### WHAT TO DO
Track down the lines that contain "Parson" and copy them.

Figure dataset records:

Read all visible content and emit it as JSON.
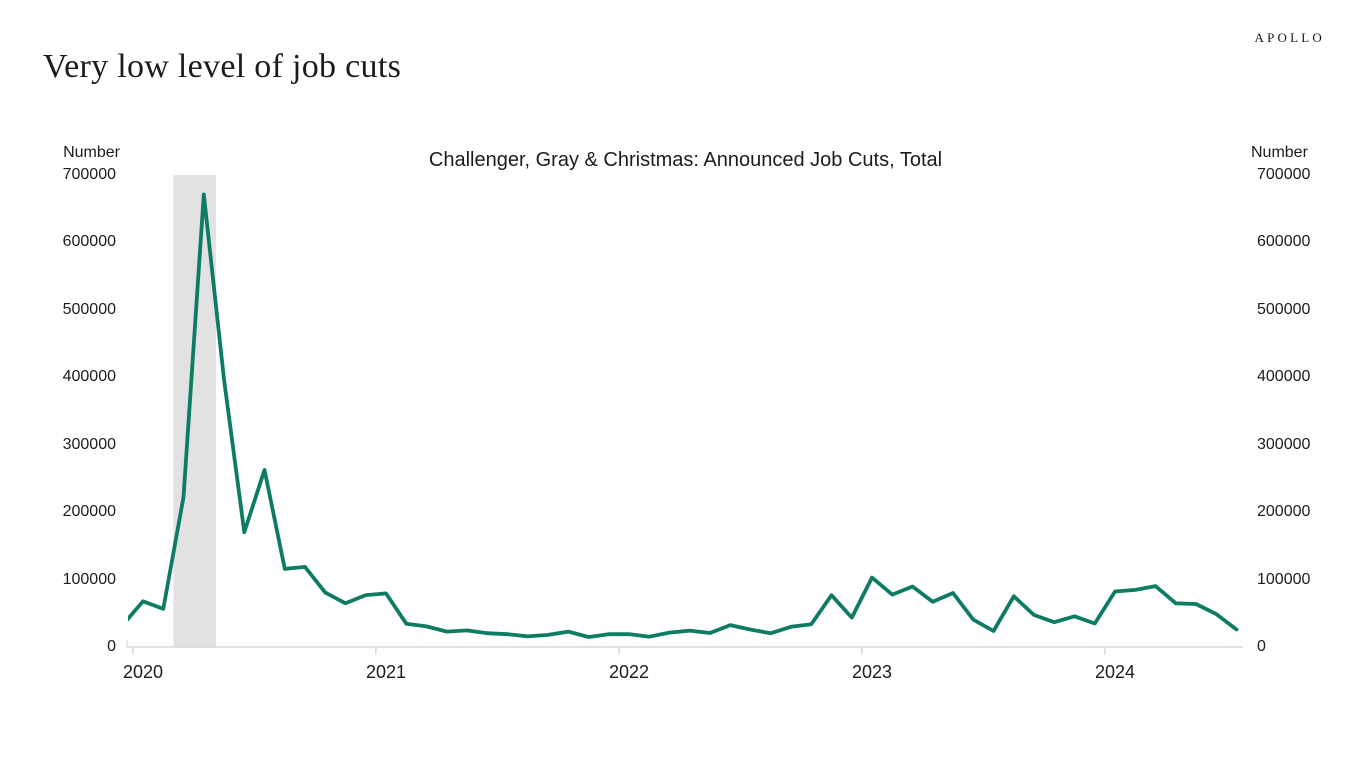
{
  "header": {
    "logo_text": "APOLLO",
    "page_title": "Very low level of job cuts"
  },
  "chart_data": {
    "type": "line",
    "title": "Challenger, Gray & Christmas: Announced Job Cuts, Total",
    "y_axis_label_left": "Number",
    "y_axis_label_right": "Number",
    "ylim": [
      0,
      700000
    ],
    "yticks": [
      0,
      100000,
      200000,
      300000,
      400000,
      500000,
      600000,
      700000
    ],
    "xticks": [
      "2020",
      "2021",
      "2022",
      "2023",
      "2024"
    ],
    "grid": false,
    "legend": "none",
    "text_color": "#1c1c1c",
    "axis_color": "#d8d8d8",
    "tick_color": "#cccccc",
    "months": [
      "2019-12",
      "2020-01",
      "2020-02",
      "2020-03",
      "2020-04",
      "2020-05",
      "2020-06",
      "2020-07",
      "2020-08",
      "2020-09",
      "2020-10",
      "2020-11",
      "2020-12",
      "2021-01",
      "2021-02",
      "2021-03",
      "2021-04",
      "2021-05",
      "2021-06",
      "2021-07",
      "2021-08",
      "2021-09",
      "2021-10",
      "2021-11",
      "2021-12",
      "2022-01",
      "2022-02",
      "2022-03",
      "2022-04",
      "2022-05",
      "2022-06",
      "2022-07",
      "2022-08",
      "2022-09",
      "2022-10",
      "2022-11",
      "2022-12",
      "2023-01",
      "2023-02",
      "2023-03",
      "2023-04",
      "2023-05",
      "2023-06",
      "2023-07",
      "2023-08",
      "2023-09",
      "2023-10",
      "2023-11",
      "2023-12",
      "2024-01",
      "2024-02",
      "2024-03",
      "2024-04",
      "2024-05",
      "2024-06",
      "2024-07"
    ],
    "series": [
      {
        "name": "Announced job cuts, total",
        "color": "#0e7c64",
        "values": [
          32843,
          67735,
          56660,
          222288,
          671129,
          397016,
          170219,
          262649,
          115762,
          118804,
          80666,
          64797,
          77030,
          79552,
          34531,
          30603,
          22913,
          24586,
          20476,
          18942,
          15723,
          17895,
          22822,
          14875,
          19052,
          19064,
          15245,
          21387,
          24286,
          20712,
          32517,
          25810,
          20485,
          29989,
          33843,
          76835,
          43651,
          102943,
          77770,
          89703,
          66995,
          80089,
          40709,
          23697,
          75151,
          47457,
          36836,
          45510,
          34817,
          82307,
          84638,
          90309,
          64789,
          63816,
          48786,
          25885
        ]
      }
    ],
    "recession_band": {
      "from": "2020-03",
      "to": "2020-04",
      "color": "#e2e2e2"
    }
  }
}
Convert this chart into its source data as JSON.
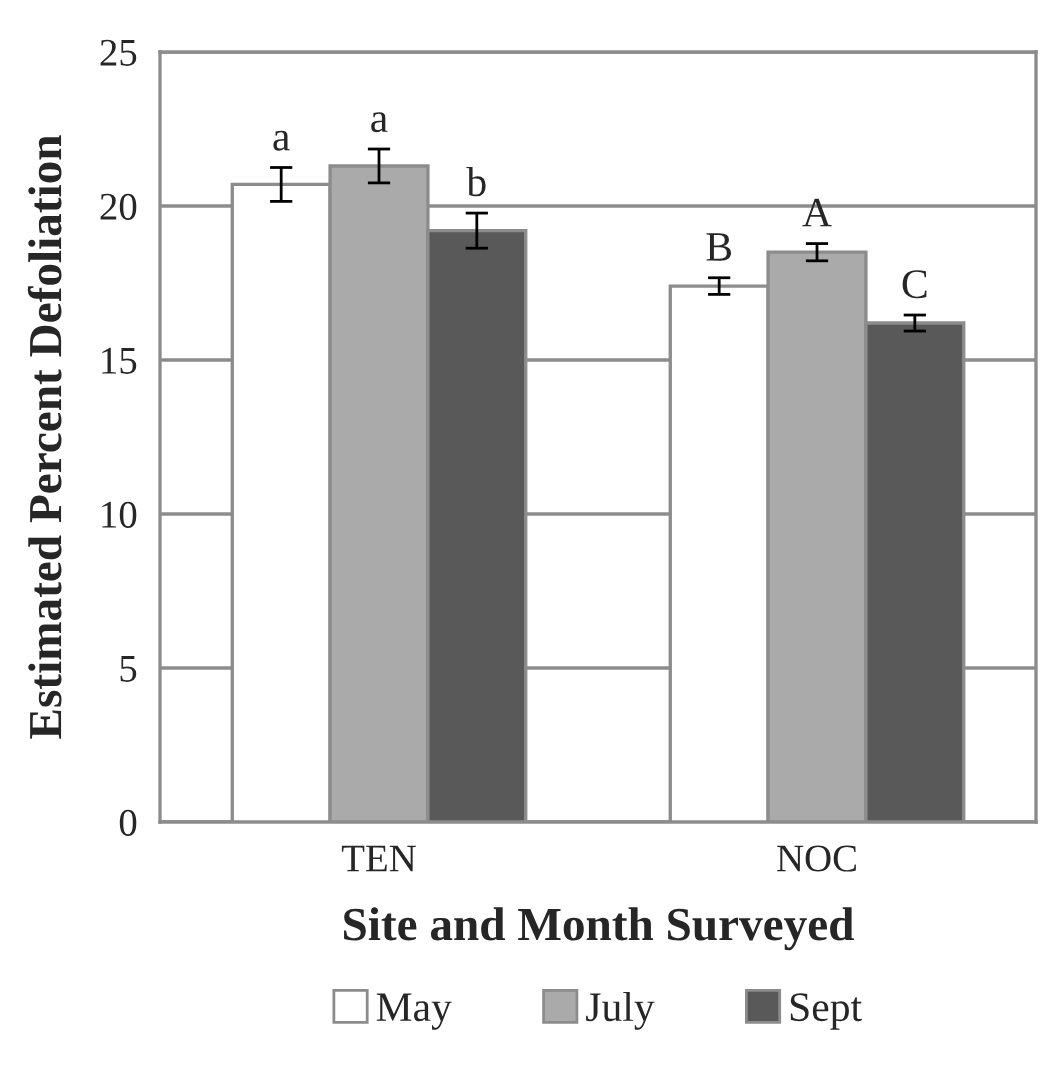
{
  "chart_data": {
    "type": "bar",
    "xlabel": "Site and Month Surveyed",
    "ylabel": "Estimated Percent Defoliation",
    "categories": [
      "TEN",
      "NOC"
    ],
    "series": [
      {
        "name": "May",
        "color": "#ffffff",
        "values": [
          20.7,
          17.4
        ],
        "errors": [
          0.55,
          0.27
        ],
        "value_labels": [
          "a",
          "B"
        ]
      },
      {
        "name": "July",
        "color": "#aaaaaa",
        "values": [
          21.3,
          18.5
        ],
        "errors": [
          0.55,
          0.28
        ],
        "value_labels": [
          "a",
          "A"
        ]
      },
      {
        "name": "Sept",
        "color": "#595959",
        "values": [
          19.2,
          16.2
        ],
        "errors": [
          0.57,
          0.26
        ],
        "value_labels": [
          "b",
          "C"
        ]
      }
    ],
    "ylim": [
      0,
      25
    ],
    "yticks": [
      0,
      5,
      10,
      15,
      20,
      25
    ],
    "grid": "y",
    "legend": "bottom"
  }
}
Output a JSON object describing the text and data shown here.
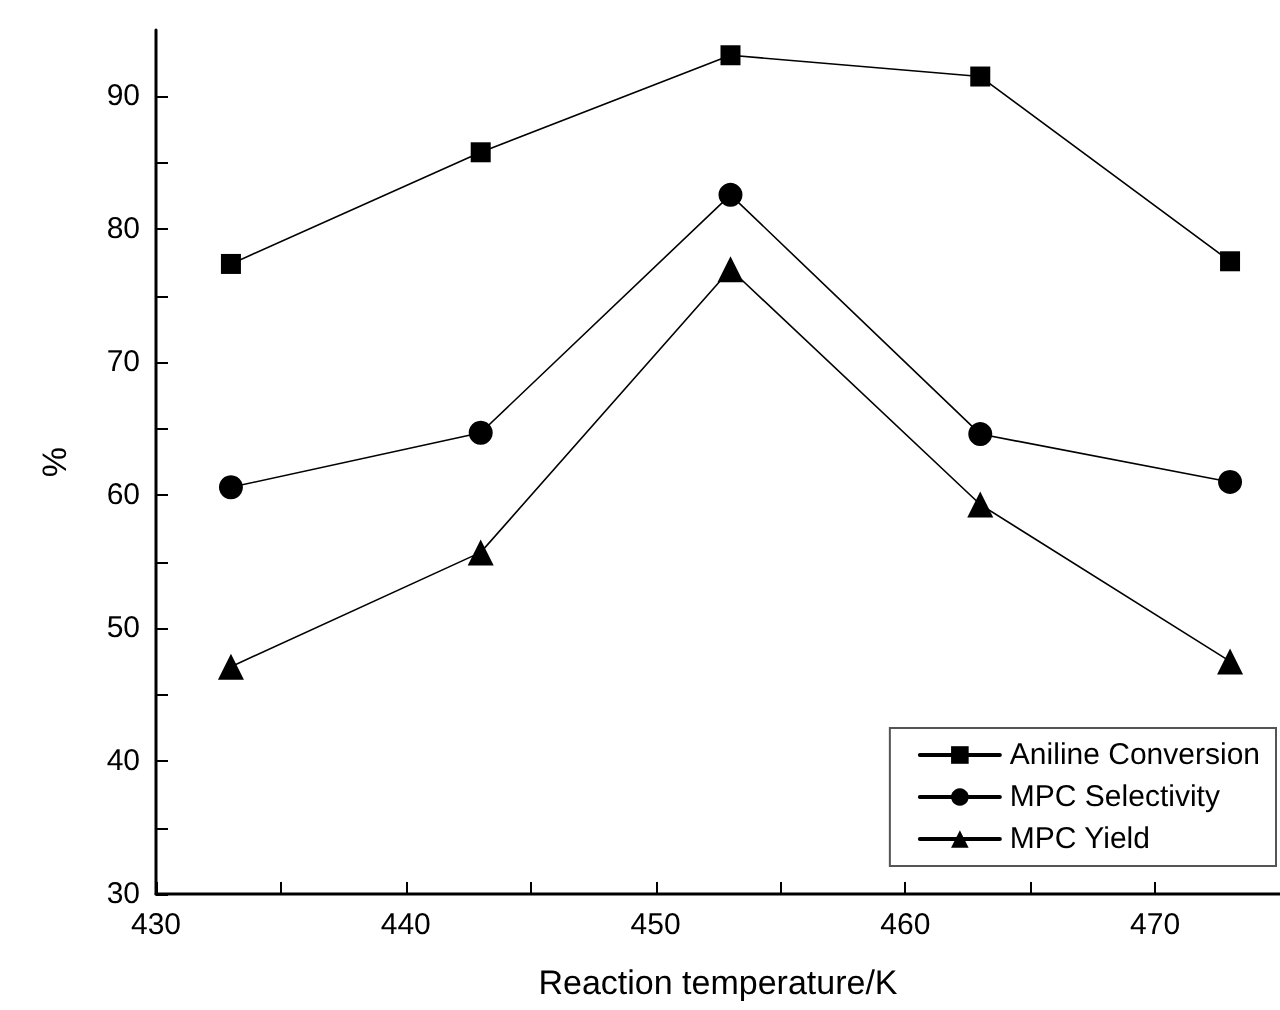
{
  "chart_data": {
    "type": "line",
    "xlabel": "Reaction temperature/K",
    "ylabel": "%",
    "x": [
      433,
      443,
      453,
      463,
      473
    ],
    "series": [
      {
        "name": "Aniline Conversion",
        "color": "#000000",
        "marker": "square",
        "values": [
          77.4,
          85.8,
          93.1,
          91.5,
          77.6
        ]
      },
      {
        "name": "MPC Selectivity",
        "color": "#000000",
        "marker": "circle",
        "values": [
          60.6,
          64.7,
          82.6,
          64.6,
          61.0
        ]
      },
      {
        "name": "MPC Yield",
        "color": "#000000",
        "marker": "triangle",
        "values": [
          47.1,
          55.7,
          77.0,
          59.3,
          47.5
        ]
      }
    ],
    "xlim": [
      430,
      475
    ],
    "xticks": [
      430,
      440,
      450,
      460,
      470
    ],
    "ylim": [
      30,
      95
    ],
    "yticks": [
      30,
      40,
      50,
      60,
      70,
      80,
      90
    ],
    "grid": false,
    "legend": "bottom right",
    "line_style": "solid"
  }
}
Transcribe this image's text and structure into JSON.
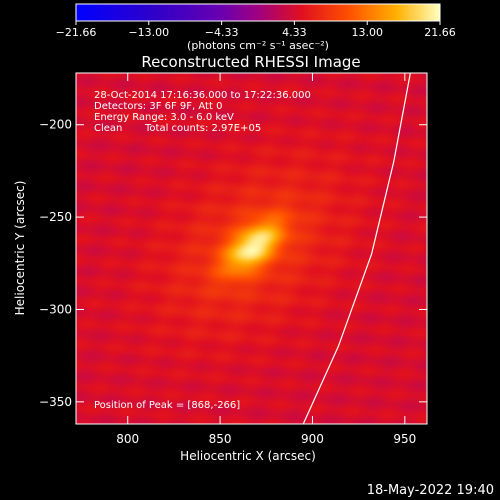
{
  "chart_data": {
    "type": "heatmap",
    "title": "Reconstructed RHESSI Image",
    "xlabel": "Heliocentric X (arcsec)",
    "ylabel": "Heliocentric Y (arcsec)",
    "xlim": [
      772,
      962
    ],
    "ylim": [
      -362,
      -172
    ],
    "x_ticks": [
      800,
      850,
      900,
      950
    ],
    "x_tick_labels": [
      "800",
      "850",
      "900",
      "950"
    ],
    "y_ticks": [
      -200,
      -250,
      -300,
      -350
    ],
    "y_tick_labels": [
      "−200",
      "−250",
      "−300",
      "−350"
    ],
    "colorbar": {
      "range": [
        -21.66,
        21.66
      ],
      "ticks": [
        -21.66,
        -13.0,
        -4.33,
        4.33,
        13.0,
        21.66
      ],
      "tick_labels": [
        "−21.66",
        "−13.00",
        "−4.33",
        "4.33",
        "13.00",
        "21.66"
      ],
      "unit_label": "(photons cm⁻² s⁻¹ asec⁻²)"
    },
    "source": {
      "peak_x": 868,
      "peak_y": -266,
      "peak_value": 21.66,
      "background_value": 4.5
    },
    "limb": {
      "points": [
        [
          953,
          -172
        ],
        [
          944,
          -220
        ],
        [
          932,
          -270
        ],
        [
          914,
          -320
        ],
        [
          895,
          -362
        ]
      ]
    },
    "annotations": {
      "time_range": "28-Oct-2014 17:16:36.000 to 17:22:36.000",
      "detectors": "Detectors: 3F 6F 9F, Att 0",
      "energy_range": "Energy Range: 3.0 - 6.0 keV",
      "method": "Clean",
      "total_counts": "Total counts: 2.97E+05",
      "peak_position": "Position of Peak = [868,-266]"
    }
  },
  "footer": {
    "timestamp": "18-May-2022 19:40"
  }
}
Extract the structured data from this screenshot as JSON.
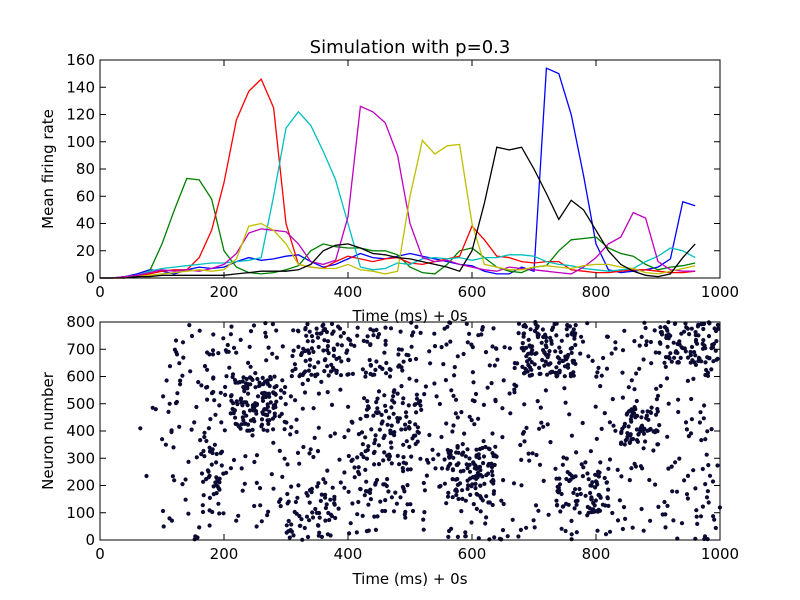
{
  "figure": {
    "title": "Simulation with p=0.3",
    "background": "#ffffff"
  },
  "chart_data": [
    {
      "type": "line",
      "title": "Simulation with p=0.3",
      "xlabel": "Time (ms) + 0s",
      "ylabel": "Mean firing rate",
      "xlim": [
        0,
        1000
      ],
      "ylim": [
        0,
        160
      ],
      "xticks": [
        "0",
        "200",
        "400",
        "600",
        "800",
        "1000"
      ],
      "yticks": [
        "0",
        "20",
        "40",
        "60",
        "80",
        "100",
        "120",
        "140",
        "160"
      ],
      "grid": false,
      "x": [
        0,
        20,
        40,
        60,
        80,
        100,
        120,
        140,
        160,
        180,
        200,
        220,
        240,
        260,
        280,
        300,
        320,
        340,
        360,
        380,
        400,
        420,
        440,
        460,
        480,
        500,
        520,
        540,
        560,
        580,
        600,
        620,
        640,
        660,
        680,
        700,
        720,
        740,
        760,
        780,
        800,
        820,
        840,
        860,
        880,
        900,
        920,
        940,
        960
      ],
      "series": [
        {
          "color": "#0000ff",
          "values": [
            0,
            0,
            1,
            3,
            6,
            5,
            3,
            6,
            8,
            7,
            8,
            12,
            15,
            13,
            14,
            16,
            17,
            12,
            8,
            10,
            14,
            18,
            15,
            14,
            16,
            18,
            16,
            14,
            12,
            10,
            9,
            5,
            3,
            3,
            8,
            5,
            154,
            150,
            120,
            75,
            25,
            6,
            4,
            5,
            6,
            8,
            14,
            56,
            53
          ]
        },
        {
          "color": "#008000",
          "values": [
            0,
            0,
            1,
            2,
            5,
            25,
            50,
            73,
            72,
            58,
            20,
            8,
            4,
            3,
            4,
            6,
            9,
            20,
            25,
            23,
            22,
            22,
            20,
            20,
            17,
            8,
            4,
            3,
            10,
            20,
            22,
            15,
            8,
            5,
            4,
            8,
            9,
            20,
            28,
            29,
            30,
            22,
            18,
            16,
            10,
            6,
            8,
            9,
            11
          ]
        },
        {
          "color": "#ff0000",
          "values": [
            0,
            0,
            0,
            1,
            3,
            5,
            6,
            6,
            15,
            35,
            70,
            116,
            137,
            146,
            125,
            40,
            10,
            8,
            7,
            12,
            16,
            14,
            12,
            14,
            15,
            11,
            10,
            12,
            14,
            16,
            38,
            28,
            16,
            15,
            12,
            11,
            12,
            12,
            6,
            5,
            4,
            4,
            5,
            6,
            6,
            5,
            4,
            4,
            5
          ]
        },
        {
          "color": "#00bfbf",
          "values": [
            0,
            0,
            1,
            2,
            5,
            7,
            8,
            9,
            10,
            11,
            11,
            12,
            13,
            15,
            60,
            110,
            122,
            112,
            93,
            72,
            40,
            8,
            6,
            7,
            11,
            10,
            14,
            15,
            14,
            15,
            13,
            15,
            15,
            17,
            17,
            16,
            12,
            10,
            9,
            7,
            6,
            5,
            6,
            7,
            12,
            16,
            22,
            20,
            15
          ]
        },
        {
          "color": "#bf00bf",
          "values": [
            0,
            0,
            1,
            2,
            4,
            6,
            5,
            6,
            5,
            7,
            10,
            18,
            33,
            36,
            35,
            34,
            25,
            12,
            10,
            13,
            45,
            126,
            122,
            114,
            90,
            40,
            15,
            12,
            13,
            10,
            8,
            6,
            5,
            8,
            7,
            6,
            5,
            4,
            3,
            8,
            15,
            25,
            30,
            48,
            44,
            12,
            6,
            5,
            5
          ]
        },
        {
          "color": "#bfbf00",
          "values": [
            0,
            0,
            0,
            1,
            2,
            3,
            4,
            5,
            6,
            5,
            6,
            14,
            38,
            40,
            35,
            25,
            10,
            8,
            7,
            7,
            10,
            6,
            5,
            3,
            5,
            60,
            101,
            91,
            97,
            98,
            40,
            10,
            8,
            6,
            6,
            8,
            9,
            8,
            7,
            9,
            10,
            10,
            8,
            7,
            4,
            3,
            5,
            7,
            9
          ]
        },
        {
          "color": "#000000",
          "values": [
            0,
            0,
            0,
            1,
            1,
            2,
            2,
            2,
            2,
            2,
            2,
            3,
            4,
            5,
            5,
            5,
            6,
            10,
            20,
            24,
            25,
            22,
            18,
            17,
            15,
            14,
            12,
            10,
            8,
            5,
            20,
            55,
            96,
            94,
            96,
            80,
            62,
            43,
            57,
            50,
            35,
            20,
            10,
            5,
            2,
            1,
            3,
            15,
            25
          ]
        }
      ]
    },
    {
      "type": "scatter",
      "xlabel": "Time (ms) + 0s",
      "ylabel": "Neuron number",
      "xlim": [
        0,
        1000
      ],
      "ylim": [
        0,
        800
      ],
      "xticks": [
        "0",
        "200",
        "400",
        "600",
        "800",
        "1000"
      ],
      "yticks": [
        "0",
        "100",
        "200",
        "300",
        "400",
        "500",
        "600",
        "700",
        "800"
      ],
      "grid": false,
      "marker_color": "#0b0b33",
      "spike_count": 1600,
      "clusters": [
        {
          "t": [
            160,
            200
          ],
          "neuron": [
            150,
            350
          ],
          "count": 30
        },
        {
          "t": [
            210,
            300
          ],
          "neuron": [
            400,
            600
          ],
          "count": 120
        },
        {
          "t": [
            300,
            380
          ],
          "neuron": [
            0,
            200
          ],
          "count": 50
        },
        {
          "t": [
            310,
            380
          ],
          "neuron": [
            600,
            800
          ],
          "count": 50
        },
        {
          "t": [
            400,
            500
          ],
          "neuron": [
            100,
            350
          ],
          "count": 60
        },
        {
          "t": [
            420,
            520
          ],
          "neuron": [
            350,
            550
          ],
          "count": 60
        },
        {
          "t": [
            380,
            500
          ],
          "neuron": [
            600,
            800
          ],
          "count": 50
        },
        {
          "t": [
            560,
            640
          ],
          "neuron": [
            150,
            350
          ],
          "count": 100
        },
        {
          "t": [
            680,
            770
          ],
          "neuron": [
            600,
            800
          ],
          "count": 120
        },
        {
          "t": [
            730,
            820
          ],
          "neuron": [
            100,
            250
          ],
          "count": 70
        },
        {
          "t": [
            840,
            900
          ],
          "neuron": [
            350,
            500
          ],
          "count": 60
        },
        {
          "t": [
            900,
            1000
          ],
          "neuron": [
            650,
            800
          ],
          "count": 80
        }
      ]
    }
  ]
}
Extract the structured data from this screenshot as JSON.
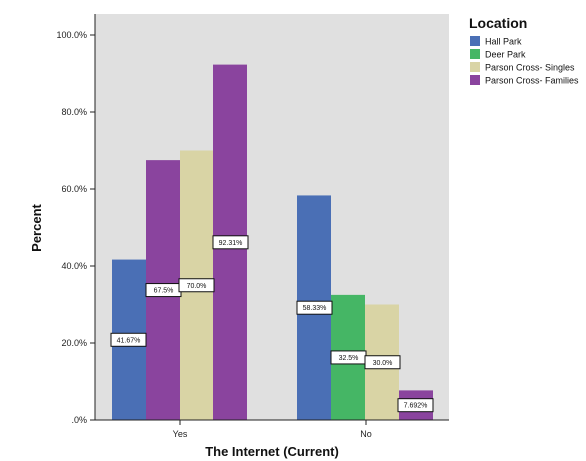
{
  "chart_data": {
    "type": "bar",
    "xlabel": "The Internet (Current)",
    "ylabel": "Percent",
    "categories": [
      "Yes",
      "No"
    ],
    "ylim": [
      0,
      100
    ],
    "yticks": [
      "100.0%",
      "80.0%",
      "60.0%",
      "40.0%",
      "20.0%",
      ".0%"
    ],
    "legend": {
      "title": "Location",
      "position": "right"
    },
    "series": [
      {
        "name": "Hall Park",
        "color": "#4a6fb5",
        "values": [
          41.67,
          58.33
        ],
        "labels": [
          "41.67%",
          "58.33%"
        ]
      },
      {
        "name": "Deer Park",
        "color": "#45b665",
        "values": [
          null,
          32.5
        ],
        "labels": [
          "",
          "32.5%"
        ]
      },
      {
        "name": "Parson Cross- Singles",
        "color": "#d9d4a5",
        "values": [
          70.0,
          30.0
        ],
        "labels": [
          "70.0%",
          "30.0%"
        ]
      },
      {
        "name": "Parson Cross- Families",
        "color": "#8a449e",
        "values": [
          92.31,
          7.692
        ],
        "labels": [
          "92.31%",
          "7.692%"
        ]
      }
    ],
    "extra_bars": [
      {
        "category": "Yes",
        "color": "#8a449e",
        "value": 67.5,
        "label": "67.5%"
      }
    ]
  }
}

### TASK OUTPUT
        "name": "Parson Cross- Singles",
        "name": "Parson Cross- Families",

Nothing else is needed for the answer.